[Figure dataset records]
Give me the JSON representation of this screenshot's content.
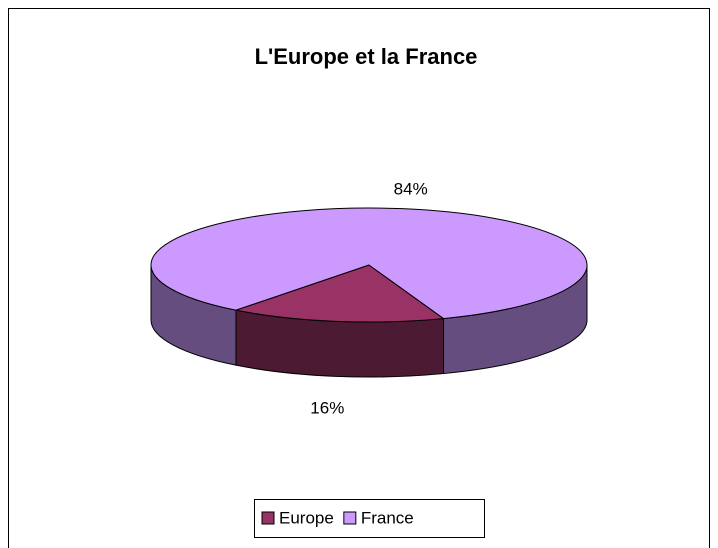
{
  "chart_data": {
    "type": "pie",
    "title": "L'Europe et la France",
    "categories": [
      "Europe",
      "France"
    ],
    "values": [
      16,
      84
    ],
    "value_labels": [
      "16%",
      "84%"
    ],
    "colors": [
      "#993366",
      "#cc99ff"
    ],
    "legend": "bottom"
  }
}
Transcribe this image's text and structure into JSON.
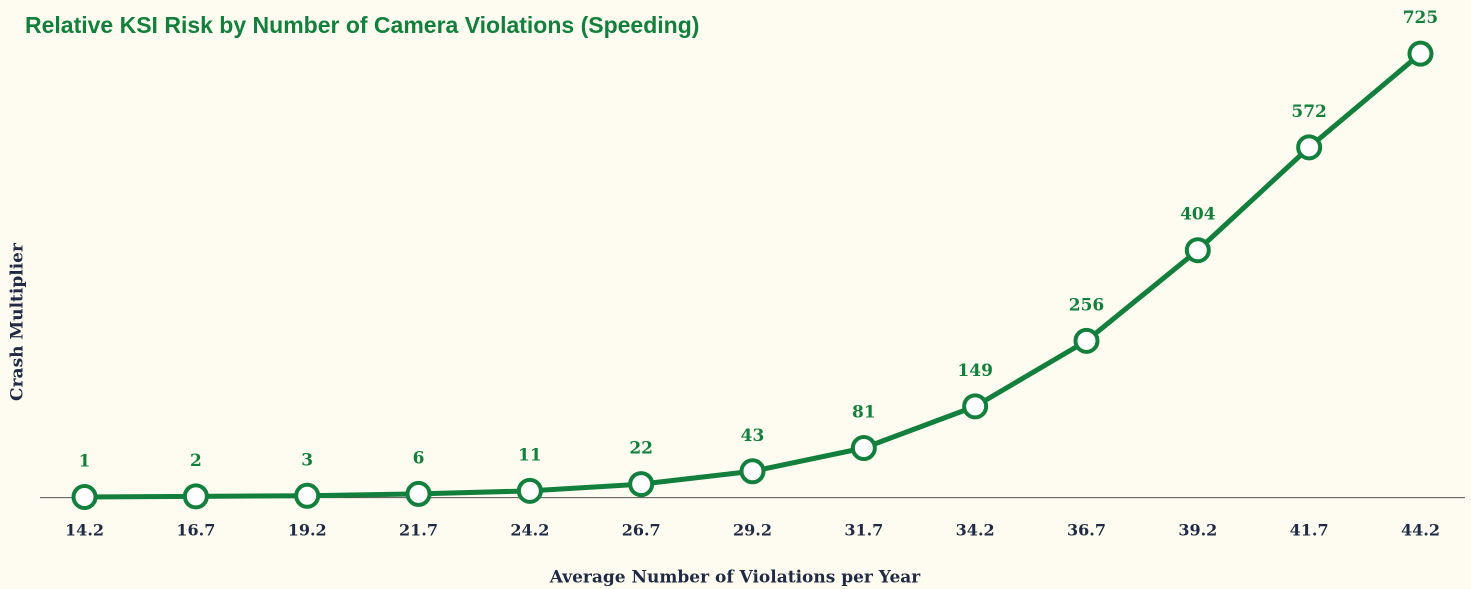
{
  "chart_data": {
    "type": "line",
    "title": "Relative KSI Risk by Number of Camera Violations (Speeding)",
    "x_label": "Average Number of Violations per Year",
    "y_label": "Crash Multiplier",
    "x": [
      14.2,
      16.7,
      19.2,
      21.7,
      24.2,
      26.7,
      29.2,
      31.7,
      34.2,
      36.7,
      39.2,
      41.7,
      44.2
    ],
    "xlim": [
      13.2,
      45.2
    ],
    "xticks": [
      14.2,
      16.7,
      19.2,
      21.7,
      24.2,
      26.7,
      29.2,
      31.7,
      34.2,
      36.7,
      39.2,
      41.7,
      44.2
    ],
    "ylim": [
      0,
      780
    ],
    "series": [
      {
        "name": "Crash Multiplier",
        "color": "#12803c",
        "values": [
          1,
          2,
          3,
          6,
          11,
          22,
          43,
          81,
          149,
          256,
          404,
          572,
          725
        ]
      }
    ],
    "grid": false
  }
}
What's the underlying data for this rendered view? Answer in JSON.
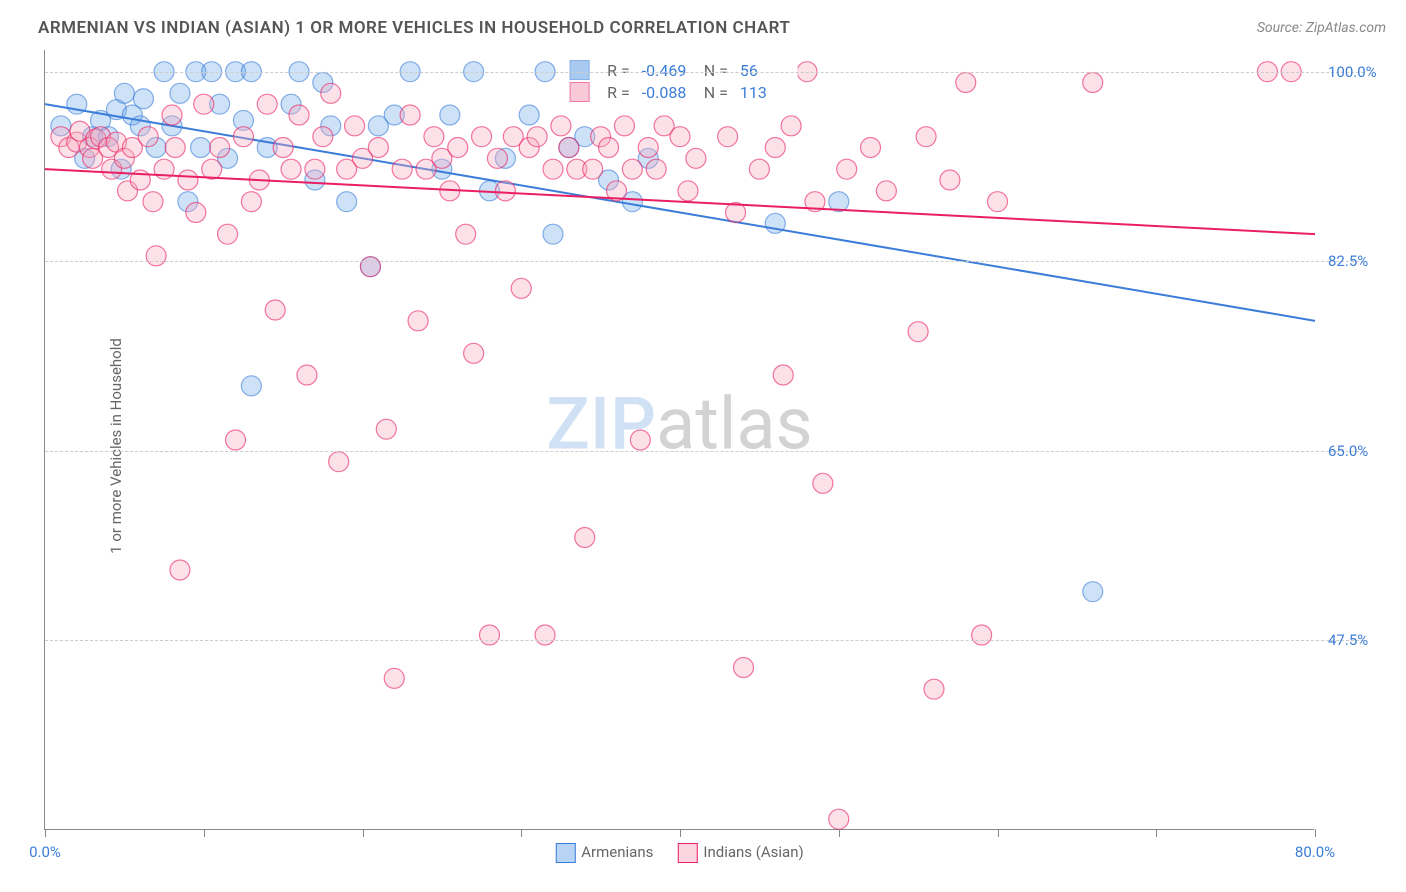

- **What needs to be done**: Copy every line of the records above that contains "Multiplier".

- **Task solution**:
    "y_label": "Crash Multiplier",
        "name": "Crash Multiplier",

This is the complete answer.